------ ENTRIES SUPPLIED ------

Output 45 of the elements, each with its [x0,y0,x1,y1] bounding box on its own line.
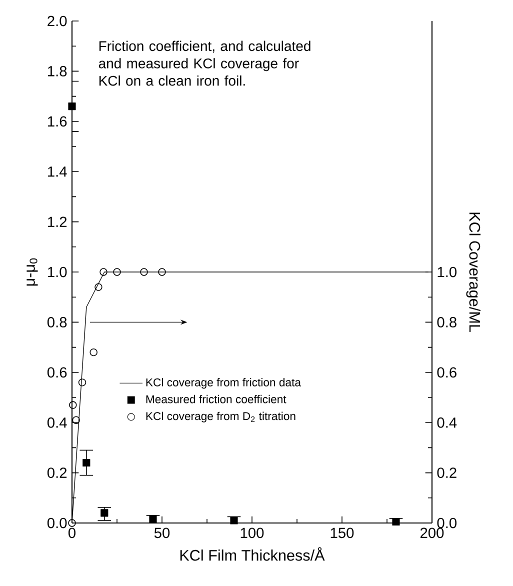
y2-tick-label: 0.2 [437,468,456,478]
y-tick-label: 0.0 [47,518,67,528]
y-tick-label: 1.0 [48,266,67,278]
point [68,519,76,527]
y2-axis-title: KCl Coverage/ML [466,212,481,332]
y-axis-title: μ-μ$_{0}$ [26,258,38,286]
legend-label: Measured friction coefficient [146,394,286,404]
text: Friction coefficient, and calculated and measured KCl coverage for KCl on a clean iron foil. [98,40,310,86]
y2-tick-label: 0.0 [437,518,457,528]
y-tick-label: 2.0 [48,16,67,26]
point [69,401,77,409]
x-tick-label: 0 [68,528,76,538]
y-tick-label: 1.4 [48,166,67,177]
y-tick-label: 0.6 [47,367,67,378]
legend-label: KCl coverage from D$_{2}$ titration [146,412,296,422]
x-tick-label: 50 [154,528,170,538]
point [140,268,148,276]
point [158,268,166,276]
y-tick-label: 0.8 [47,317,67,328]
legend-label: KCl coverage from friction data [146,378,301,389]
y-tick-label: 0.2 [47,468,67,478]
x-tick-label: 100 [240,528,264,538]
point [94,283,102,291]
x-tick-label: 150 [330,528,354,538]
point [100,509,108,517]
y2-tick-label: 0.8 [437,317,456,328]
y2-tick-label: 0.6 [437,367,456,378]
y2-tick-label: 0.4 [437,417,457,428]
point [78,378,86,386]
x-tick-label: 200 [420,528,444,538]
point [230,516,238,524]
y-tick-label: 1.2 [48,216,67,227]
x-axis-title: KCl Film Thickness/Å [180,547,325,561]
point [392,518,400,526]
point [100,268,108,276]
y2-tick-label: 1.0 [438,266,457,278]
point [72,416,80,424]
y-tick-label: 1.8 [48,66,67,76]
point [90,348,98,356]
y-tick-label: 1.6 [48,116,67,127]
point [113,268,121,276]
point [82,458,90,467]
point [149,515,157,524]
y-tick-label: 0.4 [47,417,67,428]
point [68,102,76,110]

------

WHAT IS EXPECTED: Reproduce the material above with each "legend-label" swapped for "legend-entry" and everything else unchanged, leaving out the pictures.

ANSWER FOR THIS EXERCISE:
Output 45 of the elements, each with its [x0,y0,x1,y1] bounding box on its own line.
y2-tick-label: 0.2 [437,468,456,478]
y-tick-label: 0.0 [47,518,67,528]
y-tick-label: 1.0 [48,266,67,278]
point [68,519,76,527]
y2-axis-title: KCl Coverage/ML [466,212,481,332]
y-axis-title: μ-μ$_{0}$ [26,258,38,286]
legend-entry: Measured friction coefficient [146,394,286,404]
text: Friction coefficient, and calculated and measured KCl coverage for KCl on a clean iron foil. [98,40,310,86]
y2-tick-label: 0.0 [437,518,457,528]
y-tick-label: 2.0 [48,16,67,26]
point [69,401,77,409]
x-tick-label: 0 [68,528,76,538]
y-tick-label: 1.4 [48,166,67,177]
y-tick-label: 0.6 [47,367,67,378]
legend-entry: KCl coverage from D$_{2}$ titration [146,412,296,422]
x-tick-label: 50 [154,528,170,538]
point [140,268,148,276]
point [158,268,166,276]
y-tick-label: 0.8 [47,317,67,328]
legend-entry: KCl coverage from friction data [146,378,301,389]
y-tick-label: 0.2 [47,468,67,478]
x-tick-label: 100 [240,528,264,538]
point [94,283,102,291]
x-tick-label: 150 [330,528,354,538]
point [100,509,108,517]
y2-tick-label: 0.8 [437,317,456,328]
y2-tick-label: 0.6 [437,367,456,378]
y2-tick-label: 0.4 [437,417,457,428]
point [78,378,86,386]
x-tick-label: 200 [420,528,444,538]
point [230,516,238,524]
y-tick-label: 1.2 [48,216,67,227]
x-axis-title: KCl Film Thickness/Å [180,547,325,561]
point [392,518,400,526]
point [100,268,108,276]
y2-tick-label: 1.0 [438,266,457,278]
point [72,416,80,424]
y-tick-label: 1.8 [48,66,67,76]
point [90,348,98,356]
y-tick-label: 1.6 [48,116,67,127]
point [113,268,121,276]
point [82,458,90,467]
point [149,515,157,524]
y-tick-label: 0.4 [47,417,67,428]
point [68,102,76,110]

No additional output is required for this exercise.